(DATASET ENTRIES)
▼▼▼

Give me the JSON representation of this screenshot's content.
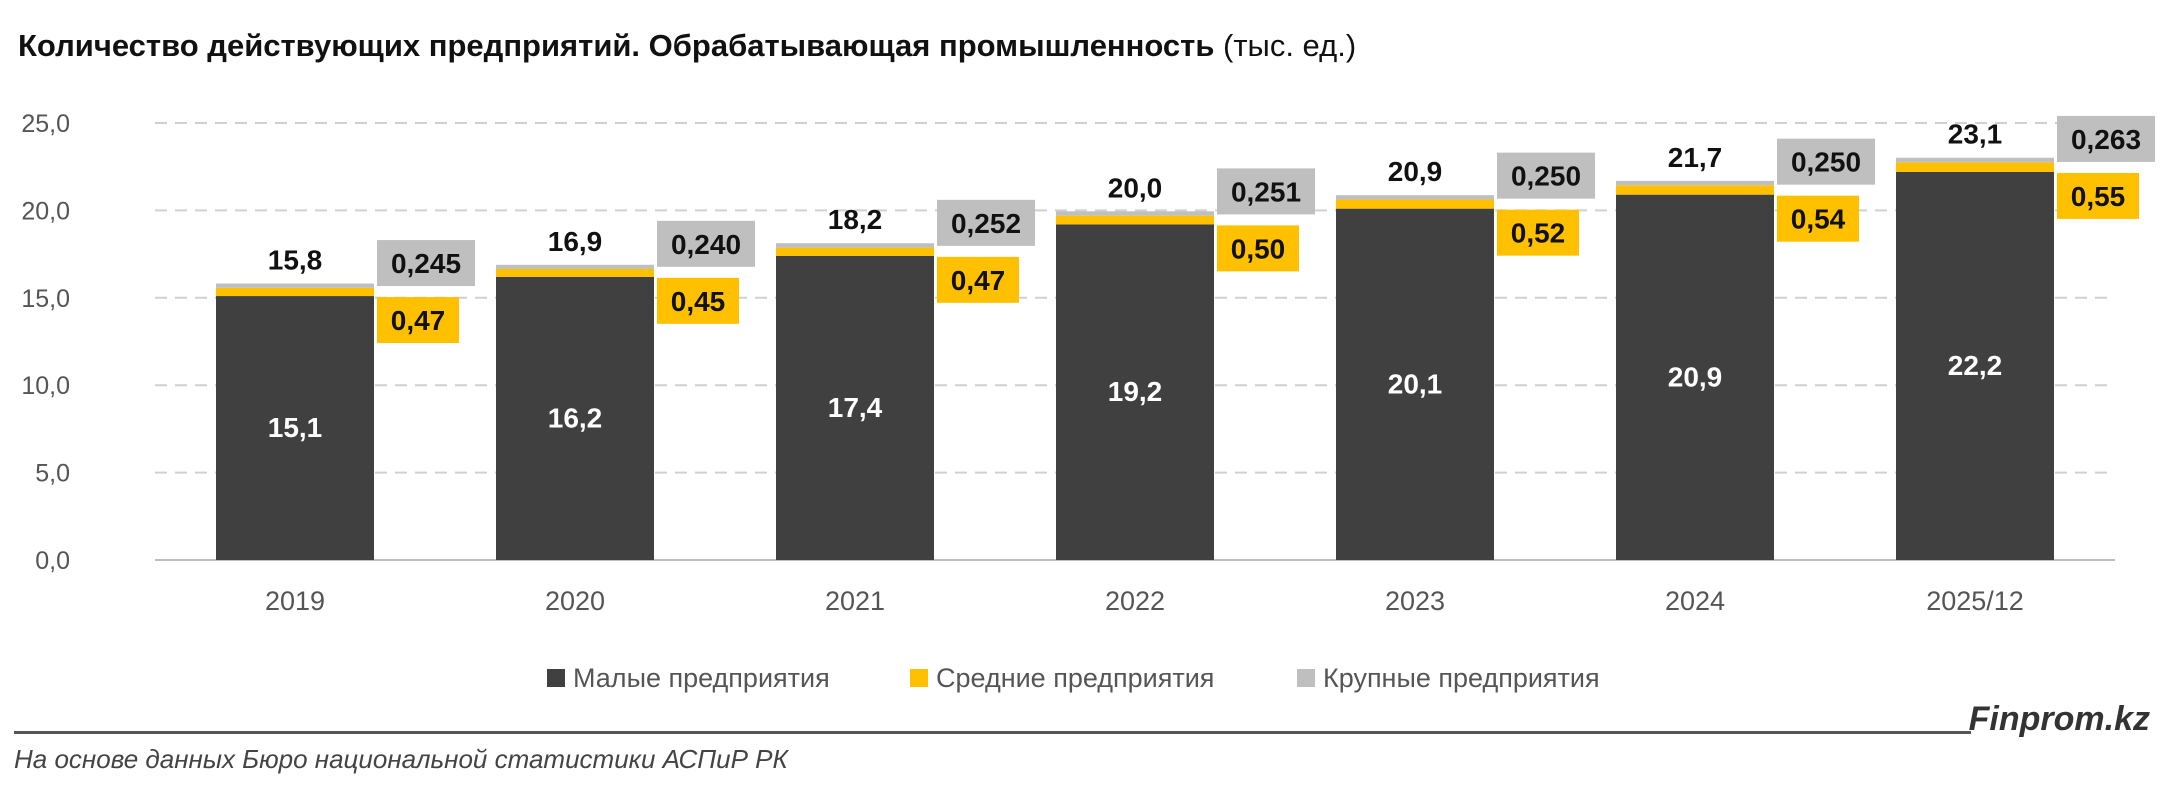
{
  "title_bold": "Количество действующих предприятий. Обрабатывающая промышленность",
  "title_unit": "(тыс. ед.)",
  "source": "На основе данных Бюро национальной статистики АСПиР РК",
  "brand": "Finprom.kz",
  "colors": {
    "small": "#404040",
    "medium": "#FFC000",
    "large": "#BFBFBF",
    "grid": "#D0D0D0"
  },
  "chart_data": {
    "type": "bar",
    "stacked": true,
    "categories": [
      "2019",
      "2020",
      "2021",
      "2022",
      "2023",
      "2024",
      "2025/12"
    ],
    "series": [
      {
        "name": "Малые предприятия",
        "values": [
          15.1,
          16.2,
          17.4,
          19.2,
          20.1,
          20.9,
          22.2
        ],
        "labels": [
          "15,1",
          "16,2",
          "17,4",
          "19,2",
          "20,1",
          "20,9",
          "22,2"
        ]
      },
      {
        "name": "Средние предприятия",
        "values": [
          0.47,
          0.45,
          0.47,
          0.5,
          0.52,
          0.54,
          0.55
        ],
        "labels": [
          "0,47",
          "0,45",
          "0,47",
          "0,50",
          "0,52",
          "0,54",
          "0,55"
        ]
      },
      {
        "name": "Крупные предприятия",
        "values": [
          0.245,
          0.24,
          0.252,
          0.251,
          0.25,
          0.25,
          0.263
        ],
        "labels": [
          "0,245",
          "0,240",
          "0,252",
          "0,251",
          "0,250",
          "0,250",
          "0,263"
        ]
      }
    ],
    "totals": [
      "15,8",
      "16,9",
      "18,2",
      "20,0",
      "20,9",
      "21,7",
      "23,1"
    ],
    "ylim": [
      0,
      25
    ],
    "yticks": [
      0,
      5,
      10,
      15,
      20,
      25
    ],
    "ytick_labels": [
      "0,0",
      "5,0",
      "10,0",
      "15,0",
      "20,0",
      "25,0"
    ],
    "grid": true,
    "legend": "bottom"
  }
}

▲▲▲
▼▼▼

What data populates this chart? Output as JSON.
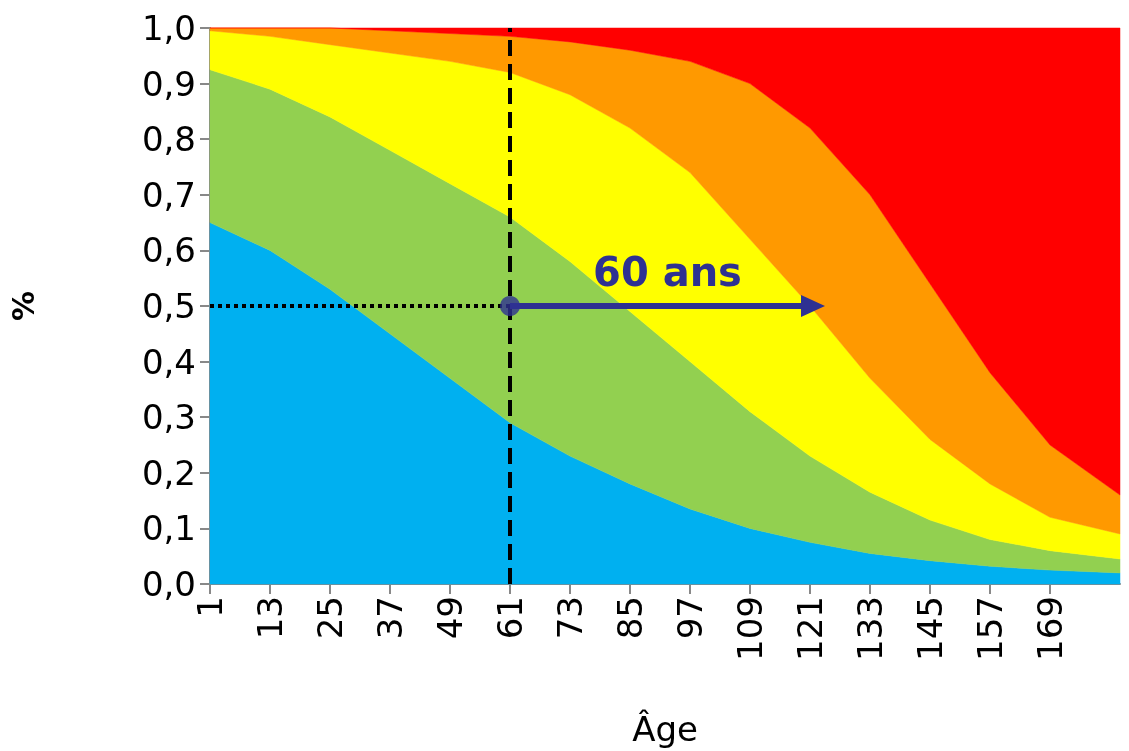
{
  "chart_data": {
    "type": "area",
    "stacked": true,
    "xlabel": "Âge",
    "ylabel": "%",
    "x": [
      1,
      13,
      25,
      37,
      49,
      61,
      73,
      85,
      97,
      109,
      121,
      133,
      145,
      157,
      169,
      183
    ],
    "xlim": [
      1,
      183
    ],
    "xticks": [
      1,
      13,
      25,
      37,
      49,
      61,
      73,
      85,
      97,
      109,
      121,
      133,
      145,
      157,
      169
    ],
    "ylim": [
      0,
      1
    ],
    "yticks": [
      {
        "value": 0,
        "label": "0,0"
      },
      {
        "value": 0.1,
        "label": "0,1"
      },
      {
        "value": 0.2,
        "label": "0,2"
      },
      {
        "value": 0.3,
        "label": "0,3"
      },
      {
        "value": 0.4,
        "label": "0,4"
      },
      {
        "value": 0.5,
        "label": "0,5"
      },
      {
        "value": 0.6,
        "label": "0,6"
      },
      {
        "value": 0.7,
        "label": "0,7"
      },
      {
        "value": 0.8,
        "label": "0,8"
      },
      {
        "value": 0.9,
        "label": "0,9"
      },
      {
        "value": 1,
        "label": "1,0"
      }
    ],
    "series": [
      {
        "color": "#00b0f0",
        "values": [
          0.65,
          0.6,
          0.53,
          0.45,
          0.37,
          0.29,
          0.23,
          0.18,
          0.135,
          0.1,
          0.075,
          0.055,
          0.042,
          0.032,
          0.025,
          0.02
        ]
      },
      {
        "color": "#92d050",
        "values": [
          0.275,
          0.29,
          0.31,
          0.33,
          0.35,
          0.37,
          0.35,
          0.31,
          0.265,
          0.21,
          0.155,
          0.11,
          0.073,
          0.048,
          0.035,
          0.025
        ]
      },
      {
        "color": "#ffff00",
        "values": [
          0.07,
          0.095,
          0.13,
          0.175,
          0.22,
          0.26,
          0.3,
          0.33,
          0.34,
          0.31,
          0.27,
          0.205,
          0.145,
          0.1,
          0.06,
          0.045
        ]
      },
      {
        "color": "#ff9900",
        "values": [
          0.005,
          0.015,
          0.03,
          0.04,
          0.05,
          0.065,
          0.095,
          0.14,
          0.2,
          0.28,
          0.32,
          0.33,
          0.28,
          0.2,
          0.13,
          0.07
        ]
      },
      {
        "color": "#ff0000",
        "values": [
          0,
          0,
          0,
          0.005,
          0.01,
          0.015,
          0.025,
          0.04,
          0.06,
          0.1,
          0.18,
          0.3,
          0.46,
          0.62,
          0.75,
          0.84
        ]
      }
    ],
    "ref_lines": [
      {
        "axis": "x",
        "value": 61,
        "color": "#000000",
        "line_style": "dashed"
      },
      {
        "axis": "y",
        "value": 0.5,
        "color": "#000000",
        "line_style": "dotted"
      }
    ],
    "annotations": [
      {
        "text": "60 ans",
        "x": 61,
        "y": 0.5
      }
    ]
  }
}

▲▲▲

(TO BE DONE) List each line of the records that holds the string "this".

(FINISHED TASK)
Give me the JSON representation of this screenshot's content.
What data populates this chart? Output as JSON.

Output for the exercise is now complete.